▶ [THE PROBLEM]
Filter the records below down to lines containing "xlabel".

▶ [DATA TO PROCESS]
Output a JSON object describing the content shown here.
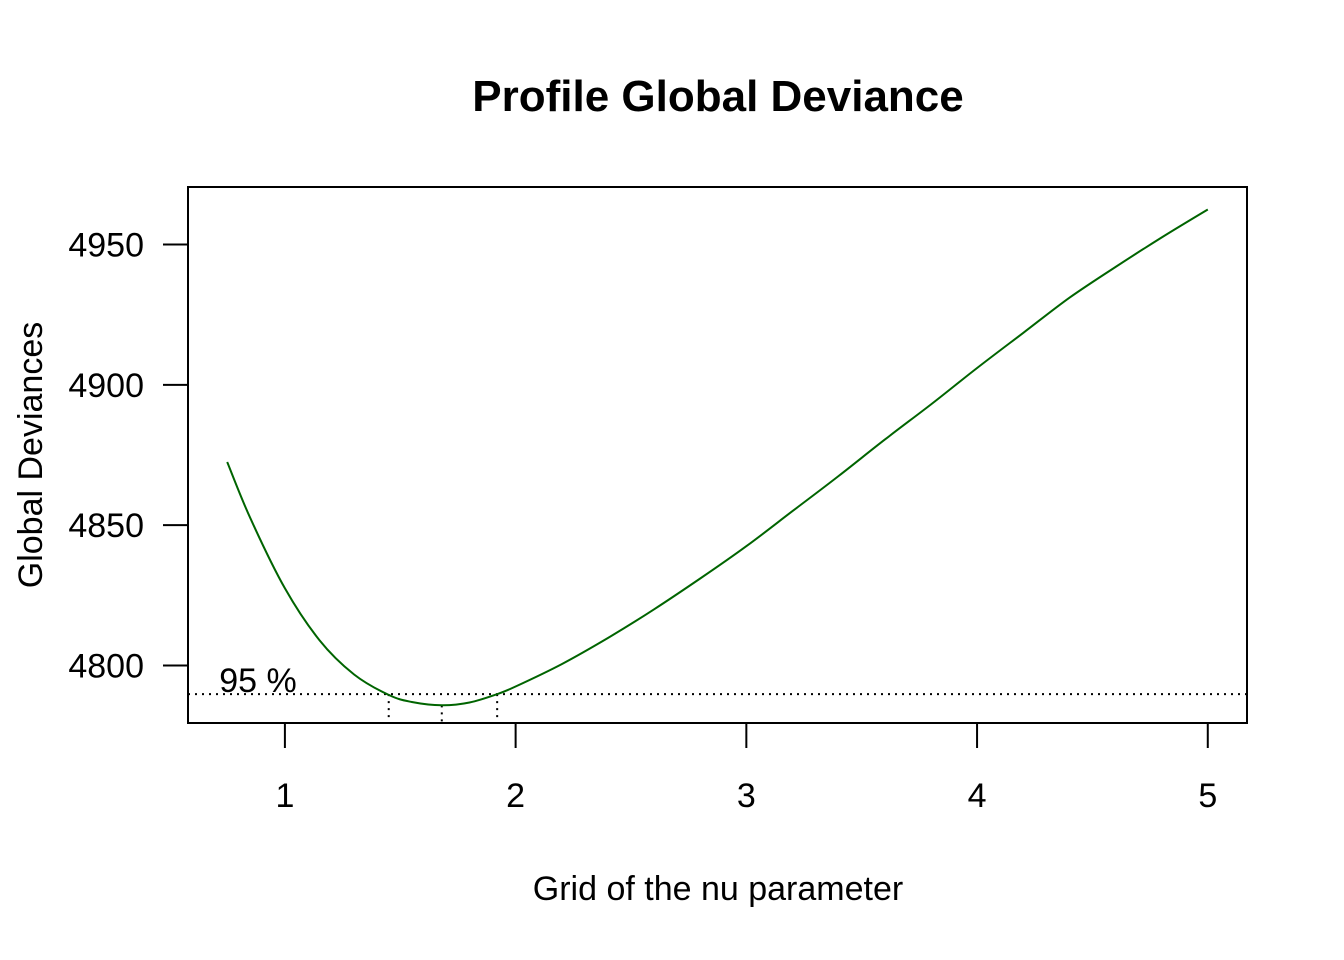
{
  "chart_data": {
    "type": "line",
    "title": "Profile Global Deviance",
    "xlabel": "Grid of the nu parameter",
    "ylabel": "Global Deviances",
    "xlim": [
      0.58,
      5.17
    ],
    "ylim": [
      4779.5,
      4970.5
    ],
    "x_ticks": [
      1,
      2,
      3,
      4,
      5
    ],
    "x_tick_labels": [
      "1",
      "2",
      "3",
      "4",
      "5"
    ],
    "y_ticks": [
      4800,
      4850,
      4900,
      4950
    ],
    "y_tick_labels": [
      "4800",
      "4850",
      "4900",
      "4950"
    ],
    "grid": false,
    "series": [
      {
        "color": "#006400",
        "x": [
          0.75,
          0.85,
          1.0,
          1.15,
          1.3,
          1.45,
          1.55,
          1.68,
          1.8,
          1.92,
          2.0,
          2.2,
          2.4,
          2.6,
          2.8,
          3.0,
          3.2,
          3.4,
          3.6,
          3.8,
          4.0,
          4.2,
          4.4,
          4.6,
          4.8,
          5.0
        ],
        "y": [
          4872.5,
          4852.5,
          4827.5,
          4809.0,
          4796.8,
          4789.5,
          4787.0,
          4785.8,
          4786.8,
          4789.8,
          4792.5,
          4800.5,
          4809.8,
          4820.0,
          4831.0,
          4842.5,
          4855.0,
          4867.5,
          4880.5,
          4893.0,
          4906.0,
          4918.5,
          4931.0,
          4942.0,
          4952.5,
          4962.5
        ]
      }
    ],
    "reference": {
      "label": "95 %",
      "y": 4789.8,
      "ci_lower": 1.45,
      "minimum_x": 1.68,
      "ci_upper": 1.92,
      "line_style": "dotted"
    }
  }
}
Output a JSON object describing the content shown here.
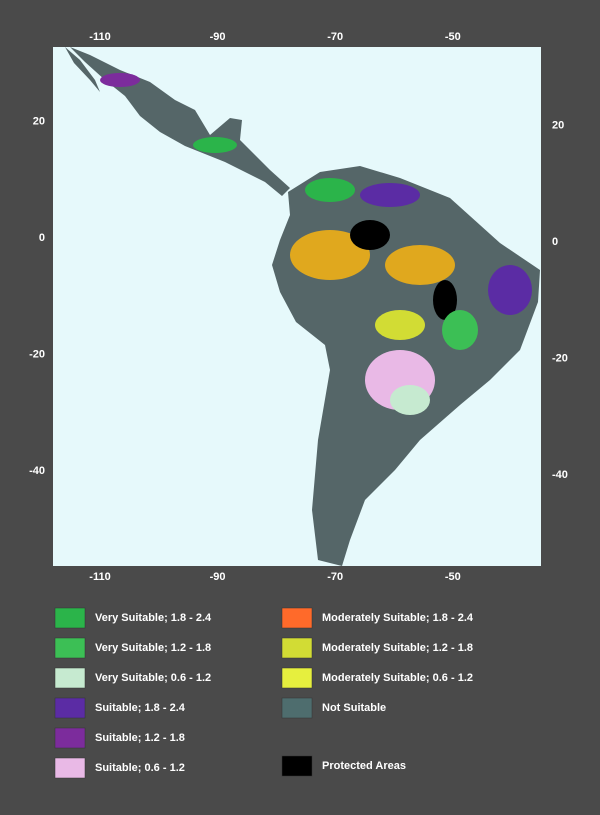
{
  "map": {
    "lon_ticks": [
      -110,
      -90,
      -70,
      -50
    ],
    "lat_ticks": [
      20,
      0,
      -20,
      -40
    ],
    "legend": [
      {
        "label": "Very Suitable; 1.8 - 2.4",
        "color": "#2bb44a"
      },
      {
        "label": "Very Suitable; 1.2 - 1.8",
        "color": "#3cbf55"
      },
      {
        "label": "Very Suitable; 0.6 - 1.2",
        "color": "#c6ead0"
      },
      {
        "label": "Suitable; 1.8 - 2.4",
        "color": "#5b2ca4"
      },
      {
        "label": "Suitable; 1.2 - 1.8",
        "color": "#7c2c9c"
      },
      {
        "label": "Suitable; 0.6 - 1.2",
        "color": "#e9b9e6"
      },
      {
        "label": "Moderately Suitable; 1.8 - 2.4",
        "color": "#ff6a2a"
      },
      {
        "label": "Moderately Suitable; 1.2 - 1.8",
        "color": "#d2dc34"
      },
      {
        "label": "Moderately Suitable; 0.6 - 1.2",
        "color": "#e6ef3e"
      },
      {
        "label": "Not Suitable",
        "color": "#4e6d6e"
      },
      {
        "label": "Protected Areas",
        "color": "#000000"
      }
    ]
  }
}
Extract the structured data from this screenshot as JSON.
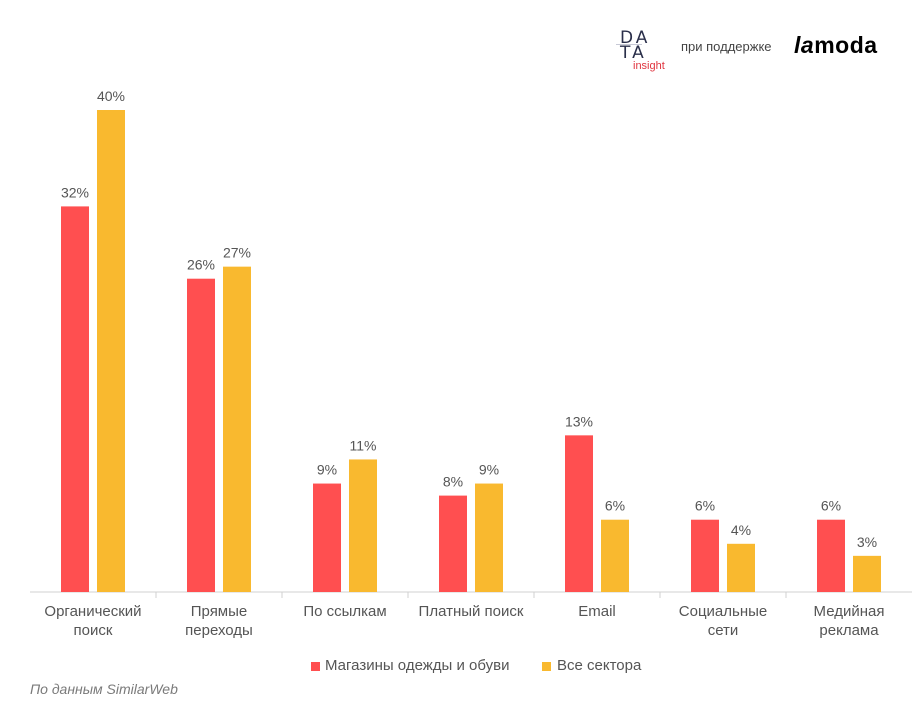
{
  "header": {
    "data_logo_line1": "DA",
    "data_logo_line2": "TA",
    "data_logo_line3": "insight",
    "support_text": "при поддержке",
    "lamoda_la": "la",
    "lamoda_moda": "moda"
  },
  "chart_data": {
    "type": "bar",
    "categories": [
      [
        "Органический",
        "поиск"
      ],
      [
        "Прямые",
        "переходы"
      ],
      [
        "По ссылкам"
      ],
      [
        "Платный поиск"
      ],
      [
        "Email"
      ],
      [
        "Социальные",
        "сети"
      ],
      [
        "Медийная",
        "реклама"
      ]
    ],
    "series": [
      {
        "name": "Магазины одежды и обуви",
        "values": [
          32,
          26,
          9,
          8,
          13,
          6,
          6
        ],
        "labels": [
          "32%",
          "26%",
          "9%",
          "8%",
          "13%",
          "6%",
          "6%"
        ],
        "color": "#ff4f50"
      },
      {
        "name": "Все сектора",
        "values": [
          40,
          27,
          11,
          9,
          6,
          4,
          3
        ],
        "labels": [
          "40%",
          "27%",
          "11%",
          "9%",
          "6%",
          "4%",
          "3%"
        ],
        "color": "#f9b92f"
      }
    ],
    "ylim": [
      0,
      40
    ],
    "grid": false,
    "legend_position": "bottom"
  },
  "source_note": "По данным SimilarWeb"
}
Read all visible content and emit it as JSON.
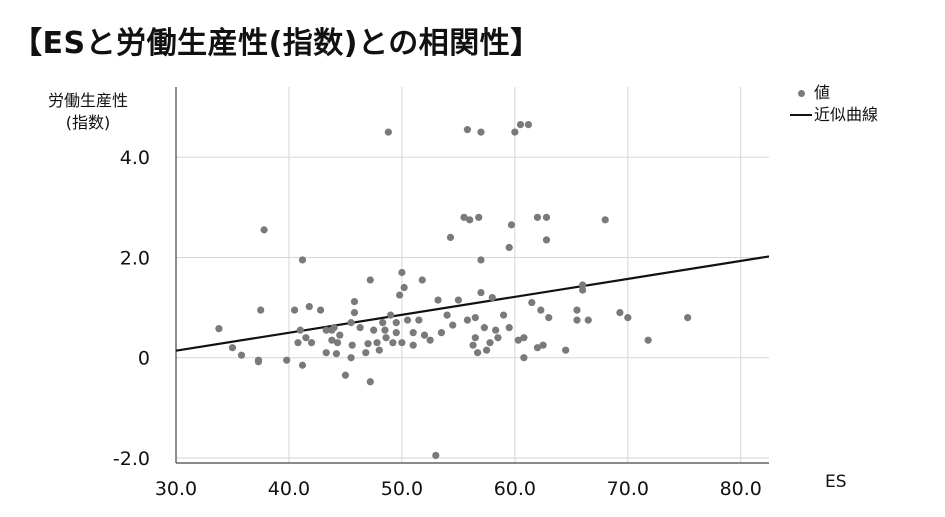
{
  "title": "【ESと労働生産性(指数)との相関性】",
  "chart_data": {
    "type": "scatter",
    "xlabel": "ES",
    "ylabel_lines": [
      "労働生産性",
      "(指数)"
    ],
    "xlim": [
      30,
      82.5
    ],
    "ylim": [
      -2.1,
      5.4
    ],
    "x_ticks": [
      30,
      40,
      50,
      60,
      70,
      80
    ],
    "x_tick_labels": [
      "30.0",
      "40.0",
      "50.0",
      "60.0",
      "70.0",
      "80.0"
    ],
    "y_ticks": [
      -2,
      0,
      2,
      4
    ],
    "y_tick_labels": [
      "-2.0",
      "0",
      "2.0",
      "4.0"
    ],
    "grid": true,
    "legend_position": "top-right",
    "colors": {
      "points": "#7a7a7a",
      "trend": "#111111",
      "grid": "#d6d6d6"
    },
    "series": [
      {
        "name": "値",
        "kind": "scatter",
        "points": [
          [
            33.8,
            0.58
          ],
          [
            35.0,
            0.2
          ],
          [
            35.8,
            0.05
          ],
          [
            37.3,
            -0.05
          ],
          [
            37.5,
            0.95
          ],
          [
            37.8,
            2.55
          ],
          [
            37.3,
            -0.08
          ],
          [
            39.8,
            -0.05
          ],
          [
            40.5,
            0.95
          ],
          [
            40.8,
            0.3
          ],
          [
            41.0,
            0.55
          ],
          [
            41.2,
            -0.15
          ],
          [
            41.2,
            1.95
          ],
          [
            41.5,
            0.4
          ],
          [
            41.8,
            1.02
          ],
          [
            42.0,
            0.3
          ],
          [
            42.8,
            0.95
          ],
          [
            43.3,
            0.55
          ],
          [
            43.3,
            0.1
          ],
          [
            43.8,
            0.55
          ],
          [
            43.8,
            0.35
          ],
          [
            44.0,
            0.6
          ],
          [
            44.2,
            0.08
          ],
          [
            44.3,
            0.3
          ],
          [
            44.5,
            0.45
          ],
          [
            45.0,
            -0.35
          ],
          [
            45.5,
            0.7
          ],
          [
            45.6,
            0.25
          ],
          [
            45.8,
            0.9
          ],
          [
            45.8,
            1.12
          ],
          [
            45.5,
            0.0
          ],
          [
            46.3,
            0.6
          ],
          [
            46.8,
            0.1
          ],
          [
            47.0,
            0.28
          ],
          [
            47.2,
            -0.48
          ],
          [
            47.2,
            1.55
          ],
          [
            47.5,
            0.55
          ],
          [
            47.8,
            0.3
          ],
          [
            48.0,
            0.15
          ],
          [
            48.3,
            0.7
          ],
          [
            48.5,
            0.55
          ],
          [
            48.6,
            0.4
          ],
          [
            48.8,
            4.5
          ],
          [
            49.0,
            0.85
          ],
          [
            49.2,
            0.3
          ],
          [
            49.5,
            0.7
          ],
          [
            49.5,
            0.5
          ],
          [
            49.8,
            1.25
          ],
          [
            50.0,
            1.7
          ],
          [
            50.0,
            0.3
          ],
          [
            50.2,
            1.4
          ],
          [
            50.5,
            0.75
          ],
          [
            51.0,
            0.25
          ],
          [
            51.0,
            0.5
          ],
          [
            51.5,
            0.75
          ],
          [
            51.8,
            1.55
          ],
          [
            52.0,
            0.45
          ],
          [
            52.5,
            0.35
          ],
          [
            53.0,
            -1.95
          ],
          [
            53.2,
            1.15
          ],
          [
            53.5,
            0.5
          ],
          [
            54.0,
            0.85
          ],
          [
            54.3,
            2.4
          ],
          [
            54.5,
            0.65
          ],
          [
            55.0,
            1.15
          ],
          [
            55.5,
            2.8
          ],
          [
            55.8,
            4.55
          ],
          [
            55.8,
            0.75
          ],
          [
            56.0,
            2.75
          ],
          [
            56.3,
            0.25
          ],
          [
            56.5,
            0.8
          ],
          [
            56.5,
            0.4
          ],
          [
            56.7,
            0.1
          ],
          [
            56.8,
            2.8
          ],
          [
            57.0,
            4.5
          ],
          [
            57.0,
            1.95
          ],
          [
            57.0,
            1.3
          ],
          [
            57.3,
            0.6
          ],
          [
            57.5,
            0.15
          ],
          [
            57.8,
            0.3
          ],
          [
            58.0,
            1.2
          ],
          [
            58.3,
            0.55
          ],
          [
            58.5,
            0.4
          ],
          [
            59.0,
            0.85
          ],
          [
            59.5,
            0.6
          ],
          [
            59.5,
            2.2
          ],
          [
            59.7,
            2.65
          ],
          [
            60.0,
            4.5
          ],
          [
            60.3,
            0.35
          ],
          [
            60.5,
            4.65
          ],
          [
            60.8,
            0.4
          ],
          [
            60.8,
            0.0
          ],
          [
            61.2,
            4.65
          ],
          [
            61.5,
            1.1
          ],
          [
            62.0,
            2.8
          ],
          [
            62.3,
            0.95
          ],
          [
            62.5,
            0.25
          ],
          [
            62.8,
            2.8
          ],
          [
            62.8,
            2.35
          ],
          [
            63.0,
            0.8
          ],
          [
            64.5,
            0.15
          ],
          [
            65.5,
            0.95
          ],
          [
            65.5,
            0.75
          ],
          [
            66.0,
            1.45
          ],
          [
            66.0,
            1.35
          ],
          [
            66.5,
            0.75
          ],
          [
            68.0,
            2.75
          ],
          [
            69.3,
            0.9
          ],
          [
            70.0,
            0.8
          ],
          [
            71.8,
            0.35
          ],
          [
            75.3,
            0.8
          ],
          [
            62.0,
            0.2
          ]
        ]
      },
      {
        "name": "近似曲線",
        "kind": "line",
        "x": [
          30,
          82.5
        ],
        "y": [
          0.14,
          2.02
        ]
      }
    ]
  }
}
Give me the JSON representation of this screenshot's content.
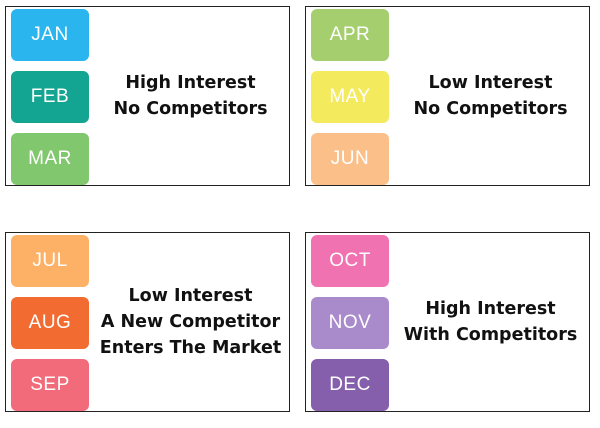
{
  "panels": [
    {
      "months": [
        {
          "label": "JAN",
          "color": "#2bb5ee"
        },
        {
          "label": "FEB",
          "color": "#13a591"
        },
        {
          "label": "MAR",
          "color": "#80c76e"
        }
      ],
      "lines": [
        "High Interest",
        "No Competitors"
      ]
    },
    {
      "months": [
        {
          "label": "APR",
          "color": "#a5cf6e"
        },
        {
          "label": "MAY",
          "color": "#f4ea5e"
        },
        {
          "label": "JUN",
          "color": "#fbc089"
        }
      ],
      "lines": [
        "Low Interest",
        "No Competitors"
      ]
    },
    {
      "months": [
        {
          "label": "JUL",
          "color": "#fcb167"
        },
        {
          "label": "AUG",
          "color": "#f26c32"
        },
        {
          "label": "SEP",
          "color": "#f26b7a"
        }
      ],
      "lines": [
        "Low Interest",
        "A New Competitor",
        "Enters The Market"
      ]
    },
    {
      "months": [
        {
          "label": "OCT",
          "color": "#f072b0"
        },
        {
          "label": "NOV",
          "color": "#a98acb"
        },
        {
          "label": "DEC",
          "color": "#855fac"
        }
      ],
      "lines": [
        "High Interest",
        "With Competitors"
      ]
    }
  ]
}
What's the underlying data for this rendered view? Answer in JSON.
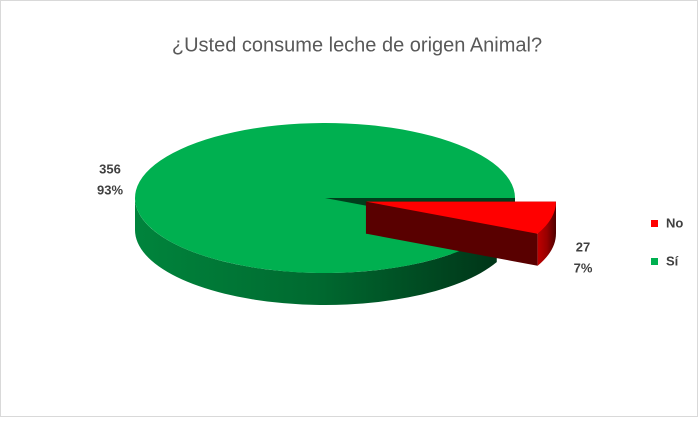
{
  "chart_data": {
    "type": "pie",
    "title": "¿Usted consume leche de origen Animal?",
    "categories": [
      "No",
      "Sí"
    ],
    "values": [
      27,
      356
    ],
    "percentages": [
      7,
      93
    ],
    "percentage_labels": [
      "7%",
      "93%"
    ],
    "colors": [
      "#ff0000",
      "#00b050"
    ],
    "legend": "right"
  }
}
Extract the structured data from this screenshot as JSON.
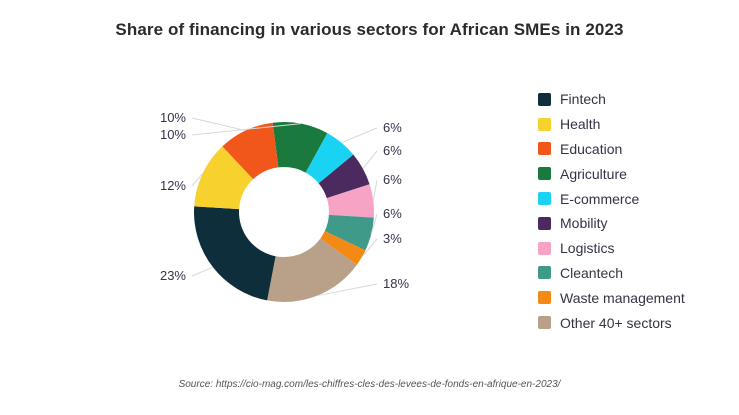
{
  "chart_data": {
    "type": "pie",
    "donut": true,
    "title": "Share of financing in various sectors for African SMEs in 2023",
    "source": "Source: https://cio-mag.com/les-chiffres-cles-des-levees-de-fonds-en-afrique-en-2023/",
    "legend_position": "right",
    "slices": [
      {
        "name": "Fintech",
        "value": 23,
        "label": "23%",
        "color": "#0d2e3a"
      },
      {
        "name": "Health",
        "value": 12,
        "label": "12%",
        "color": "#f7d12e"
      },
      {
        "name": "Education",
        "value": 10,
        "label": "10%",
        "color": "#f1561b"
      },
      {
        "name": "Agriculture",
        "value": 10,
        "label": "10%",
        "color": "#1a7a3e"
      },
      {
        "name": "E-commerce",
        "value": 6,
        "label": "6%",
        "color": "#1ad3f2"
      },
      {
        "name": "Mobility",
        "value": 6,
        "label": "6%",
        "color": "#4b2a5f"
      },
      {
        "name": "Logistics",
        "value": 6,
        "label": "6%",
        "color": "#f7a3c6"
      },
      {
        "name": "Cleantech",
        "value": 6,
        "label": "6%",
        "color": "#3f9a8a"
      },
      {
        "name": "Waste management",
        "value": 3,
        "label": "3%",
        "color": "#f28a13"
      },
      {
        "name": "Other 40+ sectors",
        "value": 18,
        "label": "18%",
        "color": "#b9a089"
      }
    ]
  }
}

▶ [FINAL ANSWER]
    "xlabel": "Grid of the nu parameter",
    "xlabel": "ES",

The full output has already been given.